• _Given records_:
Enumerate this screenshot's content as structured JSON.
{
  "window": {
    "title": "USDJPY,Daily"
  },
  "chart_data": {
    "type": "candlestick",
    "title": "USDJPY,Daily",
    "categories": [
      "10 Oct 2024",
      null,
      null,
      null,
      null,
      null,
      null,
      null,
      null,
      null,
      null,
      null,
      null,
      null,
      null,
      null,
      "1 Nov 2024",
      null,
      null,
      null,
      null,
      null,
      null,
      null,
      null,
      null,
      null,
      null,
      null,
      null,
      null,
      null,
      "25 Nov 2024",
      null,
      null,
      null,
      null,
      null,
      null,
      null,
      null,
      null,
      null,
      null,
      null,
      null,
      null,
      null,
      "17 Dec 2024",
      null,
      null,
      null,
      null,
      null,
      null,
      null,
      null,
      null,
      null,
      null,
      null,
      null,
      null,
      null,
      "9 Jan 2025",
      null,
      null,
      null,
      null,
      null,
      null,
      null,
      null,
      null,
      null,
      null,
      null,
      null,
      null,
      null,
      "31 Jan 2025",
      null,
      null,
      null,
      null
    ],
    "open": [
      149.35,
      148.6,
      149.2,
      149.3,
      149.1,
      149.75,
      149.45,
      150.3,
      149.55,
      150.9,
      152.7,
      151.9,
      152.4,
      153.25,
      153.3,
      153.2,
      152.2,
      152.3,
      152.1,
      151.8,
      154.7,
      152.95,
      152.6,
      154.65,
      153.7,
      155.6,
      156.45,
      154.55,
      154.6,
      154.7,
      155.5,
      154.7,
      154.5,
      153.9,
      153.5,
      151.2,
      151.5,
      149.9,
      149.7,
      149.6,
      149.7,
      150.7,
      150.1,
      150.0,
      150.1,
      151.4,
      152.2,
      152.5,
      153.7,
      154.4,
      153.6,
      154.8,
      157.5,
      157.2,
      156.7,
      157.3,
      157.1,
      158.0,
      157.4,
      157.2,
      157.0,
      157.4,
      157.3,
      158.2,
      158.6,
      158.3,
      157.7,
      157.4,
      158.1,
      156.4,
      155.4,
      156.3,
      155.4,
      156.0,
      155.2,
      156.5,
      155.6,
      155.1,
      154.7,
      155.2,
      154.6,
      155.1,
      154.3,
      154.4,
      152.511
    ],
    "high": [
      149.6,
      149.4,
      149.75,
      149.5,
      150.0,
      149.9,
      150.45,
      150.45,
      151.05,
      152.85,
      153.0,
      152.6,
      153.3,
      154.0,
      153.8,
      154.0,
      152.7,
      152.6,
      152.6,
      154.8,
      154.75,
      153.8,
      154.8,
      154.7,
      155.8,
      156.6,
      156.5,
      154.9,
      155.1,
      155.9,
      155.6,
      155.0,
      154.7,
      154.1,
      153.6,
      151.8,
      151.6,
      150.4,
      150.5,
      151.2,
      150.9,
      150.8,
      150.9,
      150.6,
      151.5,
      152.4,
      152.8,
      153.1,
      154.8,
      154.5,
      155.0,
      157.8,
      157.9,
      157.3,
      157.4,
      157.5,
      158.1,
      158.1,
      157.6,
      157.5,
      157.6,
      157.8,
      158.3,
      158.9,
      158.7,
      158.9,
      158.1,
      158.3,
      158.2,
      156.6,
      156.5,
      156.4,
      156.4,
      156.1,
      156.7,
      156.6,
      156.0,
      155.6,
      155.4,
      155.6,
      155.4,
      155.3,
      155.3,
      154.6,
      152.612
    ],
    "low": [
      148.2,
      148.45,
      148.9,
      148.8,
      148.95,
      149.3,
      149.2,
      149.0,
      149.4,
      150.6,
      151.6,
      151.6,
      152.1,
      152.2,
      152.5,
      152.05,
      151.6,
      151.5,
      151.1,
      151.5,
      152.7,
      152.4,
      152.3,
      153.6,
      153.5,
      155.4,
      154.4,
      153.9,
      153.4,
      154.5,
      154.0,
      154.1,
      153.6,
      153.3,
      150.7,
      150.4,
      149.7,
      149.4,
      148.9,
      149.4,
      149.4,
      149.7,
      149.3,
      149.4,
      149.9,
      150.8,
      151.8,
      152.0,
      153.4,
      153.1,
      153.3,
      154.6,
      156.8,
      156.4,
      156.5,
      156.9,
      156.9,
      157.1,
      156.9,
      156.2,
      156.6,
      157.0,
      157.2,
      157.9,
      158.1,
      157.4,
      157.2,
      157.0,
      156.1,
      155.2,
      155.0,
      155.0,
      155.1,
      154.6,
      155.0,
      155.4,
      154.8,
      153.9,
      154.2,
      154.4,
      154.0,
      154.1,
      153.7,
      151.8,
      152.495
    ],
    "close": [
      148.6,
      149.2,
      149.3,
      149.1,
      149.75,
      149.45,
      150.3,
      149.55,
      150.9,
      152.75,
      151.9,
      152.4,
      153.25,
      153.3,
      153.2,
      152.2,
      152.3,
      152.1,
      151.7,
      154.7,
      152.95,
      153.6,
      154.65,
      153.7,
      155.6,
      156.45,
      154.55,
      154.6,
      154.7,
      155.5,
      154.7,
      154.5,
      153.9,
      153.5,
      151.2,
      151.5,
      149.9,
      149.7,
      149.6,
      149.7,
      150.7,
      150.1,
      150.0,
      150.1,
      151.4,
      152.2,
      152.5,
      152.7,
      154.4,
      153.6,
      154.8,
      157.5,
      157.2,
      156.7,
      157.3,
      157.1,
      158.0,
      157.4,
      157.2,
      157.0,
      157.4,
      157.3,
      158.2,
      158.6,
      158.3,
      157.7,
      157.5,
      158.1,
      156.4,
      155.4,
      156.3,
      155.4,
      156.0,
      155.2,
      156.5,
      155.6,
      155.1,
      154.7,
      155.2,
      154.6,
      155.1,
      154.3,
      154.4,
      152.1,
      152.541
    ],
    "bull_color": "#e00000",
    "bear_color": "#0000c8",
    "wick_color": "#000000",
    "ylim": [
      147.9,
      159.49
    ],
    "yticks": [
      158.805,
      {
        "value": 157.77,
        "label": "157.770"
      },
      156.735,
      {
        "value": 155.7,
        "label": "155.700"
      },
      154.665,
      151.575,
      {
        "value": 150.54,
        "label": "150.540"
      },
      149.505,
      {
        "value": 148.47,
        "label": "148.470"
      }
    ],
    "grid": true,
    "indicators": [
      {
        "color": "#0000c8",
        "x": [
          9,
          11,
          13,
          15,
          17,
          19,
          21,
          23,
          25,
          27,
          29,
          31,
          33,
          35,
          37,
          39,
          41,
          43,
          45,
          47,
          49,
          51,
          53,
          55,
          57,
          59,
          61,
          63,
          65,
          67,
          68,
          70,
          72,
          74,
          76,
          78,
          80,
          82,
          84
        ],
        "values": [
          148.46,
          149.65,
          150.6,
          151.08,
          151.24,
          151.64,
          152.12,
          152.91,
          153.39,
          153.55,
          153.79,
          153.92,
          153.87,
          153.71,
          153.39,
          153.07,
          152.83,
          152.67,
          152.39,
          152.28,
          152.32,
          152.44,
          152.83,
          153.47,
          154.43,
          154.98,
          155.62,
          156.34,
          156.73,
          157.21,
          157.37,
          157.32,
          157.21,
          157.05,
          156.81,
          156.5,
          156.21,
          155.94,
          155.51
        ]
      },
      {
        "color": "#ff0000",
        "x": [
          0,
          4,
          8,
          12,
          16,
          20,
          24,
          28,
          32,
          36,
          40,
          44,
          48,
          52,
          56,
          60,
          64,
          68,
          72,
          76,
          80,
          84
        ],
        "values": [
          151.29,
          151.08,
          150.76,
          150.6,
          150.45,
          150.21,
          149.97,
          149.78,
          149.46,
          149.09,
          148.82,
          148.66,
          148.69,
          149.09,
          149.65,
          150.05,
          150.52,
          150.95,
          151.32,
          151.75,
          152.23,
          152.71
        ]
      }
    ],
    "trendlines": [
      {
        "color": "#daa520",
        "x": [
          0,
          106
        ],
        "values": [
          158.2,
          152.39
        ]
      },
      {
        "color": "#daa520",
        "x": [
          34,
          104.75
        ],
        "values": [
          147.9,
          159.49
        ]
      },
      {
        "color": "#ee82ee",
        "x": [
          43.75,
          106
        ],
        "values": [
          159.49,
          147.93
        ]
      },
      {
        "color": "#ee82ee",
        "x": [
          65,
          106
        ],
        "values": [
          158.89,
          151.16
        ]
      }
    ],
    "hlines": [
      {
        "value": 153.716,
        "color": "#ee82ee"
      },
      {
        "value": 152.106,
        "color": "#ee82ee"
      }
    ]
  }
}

• _Directive_: Pick out each line containing "title" and report it.

• _Result of the task_:
    "title": "USDJPY,Daily"
    "title": "USDJPY,Daily",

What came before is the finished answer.